Exercise prompt: Please retype the data in full and exactly; the pictures are not part of the copy.

Collected data:
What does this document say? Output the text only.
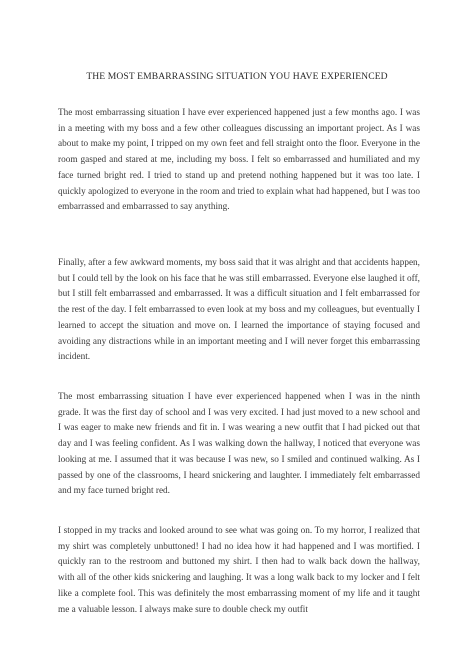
THE MOST EMBARRASSING SITUATION YOU HAVE EXPERIENCED

The most embarrassing situation I have ever experienced happened just a few months ago. I was in a meeting with my boss and a few other colleagues discussing an important project. As I was about to make my point, I tripped on my own feet and fell straight onto the floor. Everyone in the room gasped and stared at me, including my boss. I felt so embarrassed and humiliated and my face turned bright red. I tried to stand up and pretend nothing happened but it was too late. I quickly apologized to everyone in the room and tried to explain what had happened, but I was too embarrassed and embarrassed to say anything.

Finally, after a few awkward moments, my boss said that it was alright and that accidents happen, but I could tell by the look on his face that he was still embarrassed. Everyone else laughed it off, but I still felt embarrassed and embarrassed. It was a difficult situation and I felt embarrassed for the rest of the day. I felt embarrassed to even look at my boss and my colleagues, but eventually I learned to accept the situation and move on. I learned the importance of staying focused and avoiding any distractions while in an important meeting and I will never forget this embarrassing incident.

The most embarrassing situation I have ever experienced happened when I was in the ninth grade. It was the first day of school and I was very excited. I had just moved to a new school and I was eager to make new friends and fit in. I was wearing a new outfit that I had picked out that day and I was feeling confident. As I was walking down the hallway, I noticed that everyone was looking at me. I assumed that it was because I was new, so I smiled and continued walking. As I passed by one of the classrooms, I heard snickering and laughter. I immediately felt embarrassed and my face turned bright red.

I stopped in my tracks and looked around to see what was going on. To my horror, I realized that my shirt was completely unbuttoned! I had no idea how it had happened and I was mortified. I quickly ran to the restroom and buttoned my shirt. I then had to walk back down the hallway, with all of the other kids snickering and laughing. It was a long walk back to my locker and I felt like a complete fool. This was definitely the most embarrassing moment of my life and it taught me a valuable lesson. I always make sure to double check my outfit
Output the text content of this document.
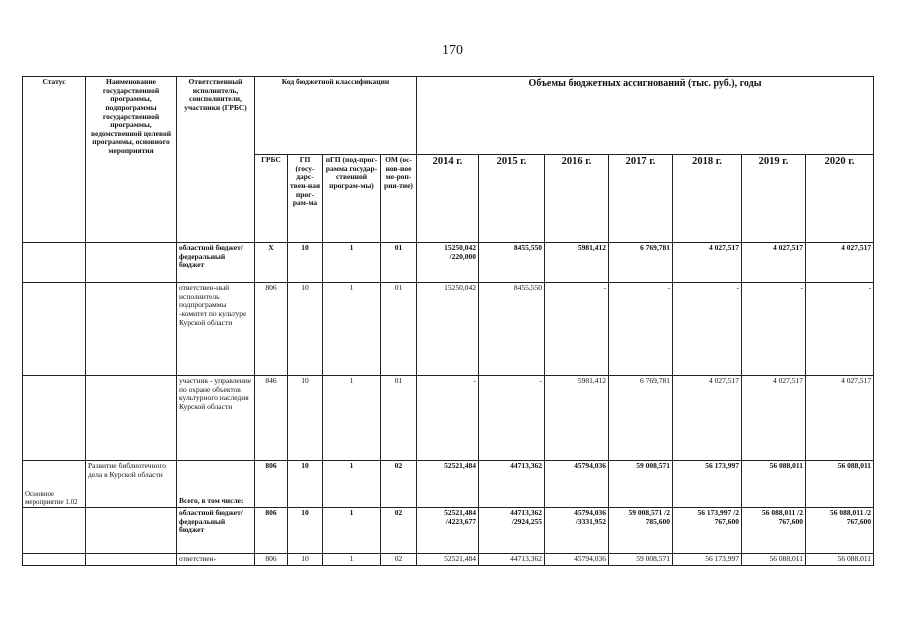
170
Статус	Наименование государственной программы, подпрограммы государственной программы, ведомственной целевой программы, основного мероприятия	Ответственный исполнитель, соисполнители, участники (ГРБС)	Код бюджетной классификации				Объемы бюджетных ассигнований (тыс. руб.), годы						
			ГРБС	ГП (госу-дарс-твен-ная прог-рам-ма	пГП (под-прог-рамма государ-ственной програм-мы)	ОМ (ос-нов-ное ме-роп-рия-тие)	2014 г.	2015 г.	2016 г.	2017 г.	2018 г.	2019 г.	2020 г.
		областной бюджет/ федеральный бюджет	Х	10	1	01	15250,042 /220,000	8455,550	5981,412	6 769,781	4 027,517	4 027,517	4 027,517
		ответствен-ный исполнитель подпрограммы -комитет по культуре Курской области	806	10	1	01	15250,042	8455,550	-	-	-	-	-
		участник - управление по охране объектов культурного наследия Курской области	846	10	1	01	-	-	5981,412	6 769,781	4 027,517	4 027,517	4 027,517
Основное мероприятие 1.02	Развитие библиотечного дела в Курской области	Всего, в том числе:	806	10	1	02	52521,484	44713,362	45794,036	59 008,571	56 173,997	56 088,011	56 088,011
		областной бюджет/ федеральный бюджет	806	10	1	02	52521,484 /4223,677	44713,362 /2924,255	45794,036 /3331,952	59 008,571 /2 785,600	56 173,997 /2 767,600	56 088,011 /2 767,600	56 088,011 /2 767,600
		ответствен-	806	10	1	02	52521,484	44713,362	45794,036	59 008,571	56 173,997	56 088,011	56 088,011
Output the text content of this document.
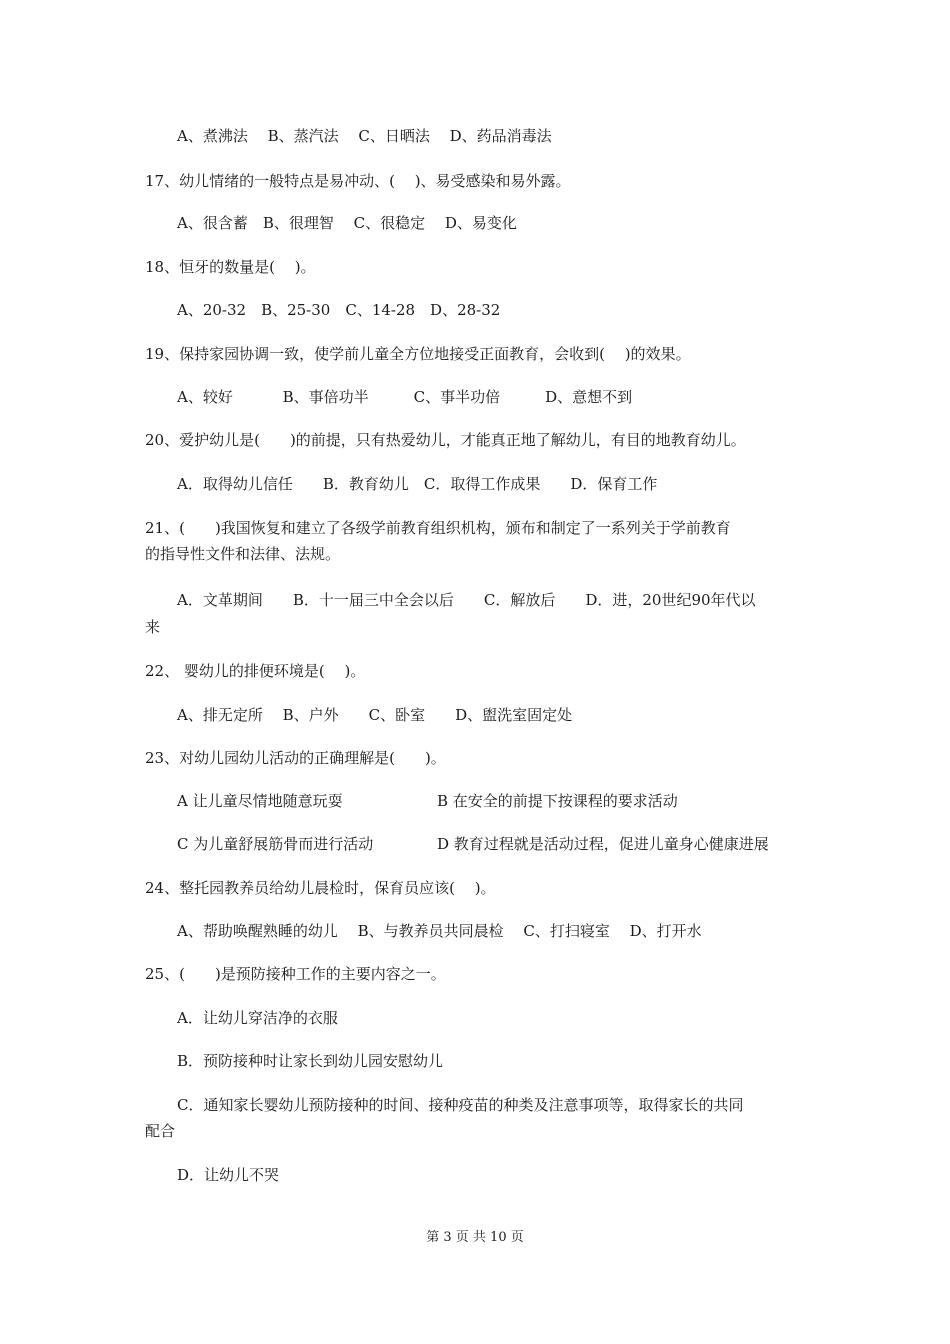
A、煮沸法　 B、蒸汽法　 C、日晒法　 D、药品消毒法
17、幼儿情绪的一般特点是易冲动、(　 )、易受感染和易外露。
A、很含蓄　B、很理智　 C、很稳定　 D、易变化
18、恒牙的数量是(　 )。
A、20-32　B、25-30　C、14-28　D、28-32
19、保持家园协调一致，使学前儿童全方位地接受正面教育，会收到(　 )的效果。
A、较好　　　 B、事倍功半　　　C、事半功倍　　　D、意想不到
20、爱护幼儿是(　　)的前提，只有热爱幼儿，才能真正地了解幼儿，有目的地教育幼儿。
A．取得幼儿信任　　B．教育幼儿　C．取得工作成果　　D．保育工作
21、(　　)我国恢复和建立了各级学前教育组织机构，颁布和制定了一系列关于学前教育
的指导性文件和法律、法规。
A．文革期间　　B．十一届三中全会以后　　C．解放后　　D．进，20世纪90年代以
来
22、 婴幼儿的排便环境是(　 )。
A、排无定所　 B、户外　　C、卧室　　D、盥洗室固定处
23、对幼儿园幼儿活动的正确理解是(　　)。
A 让儿童尽情地随意玩耍	B 在安全的前提下按课程的要求活动
C 为儿童舒展筋骨而进行活动	D 教育过程就是活动过程，促进儿童身心健康进展
24、整托园教养员给幼儿晨检时，保育员应该(　 )。
A、帮助唤醒熟睡的幼儿　 B、与教养员共同晨检　 C、打扫寝室　 D、打开水
25、(　　)是预防接种工作的主要内容之一。
A．让幼儿穿洁净的衣服
B．预防接种时让家长到幼儿园安慰幼儿
C．通知家长婴幼儿预防接种的时间、接种疫苗的种类及注意事项等，取得家长的共同
配合
D．让幼儿不哭
第 3 页 共 10 页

Exercise answer:
What does this document say? Output the text only.
THE MOST EMBARRASSING SITUATION YOU HAVE EXPERIENCED

The most embarrassing situation I have ever experienced happened just a few months ago. I was in a meeting with my boss and a few other colleagues discussing an important project. As I was about to make my point, I tripped on my own feet and fell straight onto the floor. Everyone in the room gasped and stared at me, including my boss. I felt so embarrassed and humiliated and my face turned bright red. I tried to stand up and pretend nothing happened but it was too late. I quickly apologized to everyone in the room and tried to explain what had happened, but I was too embarrassed and embarrassed to say anything.

Finally, after a few awkward moments, my boss said that it was alright and that accidents happen, but I could tell by the look on his face that he was still embarrassed. Everyone else laughed it off, but I still felt embarrassed and embarrassed. It was a difficult situation and I felt embarrassed for the rest of the day. I felt embarrassed to even look at my boss and my colleagues, but eventually I learned to accept the situation and move on. I learned the importance of staying focused and avoiding any distractions while in an important meeting and I will never forget this embarrassing incident.

The most embarrassing situation I have ever experienced happened when I was in the ninth grade. It was the first day of school and I was very excited. I had just moved to a new school and I was eager to make new friends and fit in. I was wearing a new outfit that I had picked out that day and I was feeling confident. As I was walking down the hallway, I noticed that everyone was looking at me. I assumed that it was because I was new, so I smiled and continued walking. As I passed by one of the classrooms, I heard snickering and laughter. I immediately felt embarrassed and my face turned bright red.

I stopped in my tracks and looked around to see what was going on. To my horror, I realized that my shirt was completely unbuttoned! I had no idea how it had happened and I was mortified. I quickly ran to the restroom and buttoned my shirt. I then had to walk back down the hallway, with all of the other kids snickering and laughing. It was a long walk back to my locker and I felt like a complete fool. This was definitely the most embarrassing moment of my life and it taught me a valuable lesson. I always make sure to double check my outfit
Output the text content of this document.
170
Статус	Наименование государственной программы, подпрограммы государственной программы, ведомственной целевой программы, основного мероприятия	Ответственный исполнитель, соисполнители, участники (ГРБС)	Код бюджетной классификации				Объемы бюджетных ассигнований (тыс. руб.), годы						
			ГРБС	ГП (госу-дарс-твен-ная прог-рам-ма	пГП (под-прог-рамма государ-ственной програм-мы)	ОМ (ос-нов-ное ме-роп-рия-тие)	2014 г.	2015 г.	2016 г.	2017 г.	2018 г.	2019 г.	2020 г.
		областной бюджет/ федеральный бюджет	Х	10	1	01	15250,042 /220,000	8455,550	5981,412	6 769,781	4 027,517	4 027,517	4 027,517
		ответствен-ный исполнитель подпрограммы -комитет по культуре Курской области	806	10	1	01	15250,042	8455,550	-	-	-	-	-
		участник - управление по охране объектов культурного наследия Курской области	846	10	1	01	-	-	5981,412	6 769,781	4 027,517	4 027,517	4 027,517
Основное мероприятие 1.02	Развитие библиотечного дела в Курской области	Всего, в том числе:	806	10	1	02	52521,484	44713,362	45794,036	59 008,571	56 173,997	56 088,011	56 088,011
		областной бюджет/ федеральный бюджет	806	10	1	02	52521,484 /4223,677	44713,362 /2924,255	45794,036 /3331,952	59 008,571 /2 785,600	56 173,997 /2 767,600	56 088,011 /2 767,600	56 088,011 /2 767,600
		ответствен-	806	10	1	02	52521,484	44713,362	45794,036	59 008,571	56 173,997	56 088,011	56 088,011
Output the text content of this document.
A、煮沸法　 B、蒸汽法　 C、日晒法　 D、药品消毒法
17、幼儿情绪的一般特点是易冲动、(　 )、易受感染和易外露。
A、很含蓄　B、很理智　 C、很稳定　 D、易变化
18、恒牙的数量是(　 )。
A、20-32　B、25-30　C、14-28　D、28-32
19、保持家园协调一致，使学前儿童全方位地接受正面教育，会收到(　 )的效果。
A、较好　　　 B、事倍功半　　　C、事半功倍　　　D、意想不到
20、爱护幼儿是(　　)的前提，只有热爱幼儿，才能真正地了解幼儿，有目的地教育幼儿。
A．取得幼儿信任　　B．教育幼儿　C．取得工作成果　　D．保育工作
21、(　　)我国恢复和建立了各级学前教育组织机构，颁布和制定了一系列关于学前教育
的指导性文件和法律、法规。
A．文革期间　　B．十一届三中全会以后　　C．解放后　　D．进，20世纪90年代以
来
22、 婴幼儿的排便环境是(　 )。
A、排无定所　 B、户外　　C、卧室　　D、盥洗室固定处
23、对幼儿园幼儿活动的正确理解是(　　)。
A 让儿童尽情地随意玩耍	B 在安全的前提下按课程的要求活动
C 为儿童舒展筋骨而进行活动	D 教育过程就是活动过程，促进儿童身心健康进展
24、整托园教养员给幼儿晨检时，保育员应该(　 )。
A、帮助唤醒熟睡的幼儿　 B、与教养员共同晨检　 C、打扫寝室　 D、打开水
25、(　　)是预防接种工作的主要内容之一。
A．让幼儿穿洁净的衣服
B．预防接种时让家长到幼儿园安慰幼儿
C．通知家长婴幼儿预防接种的时间、接种疫苗的种类及注意事项等，取得家长的共同
配合
D．让幼儿不哭
第 3 页 共 10 页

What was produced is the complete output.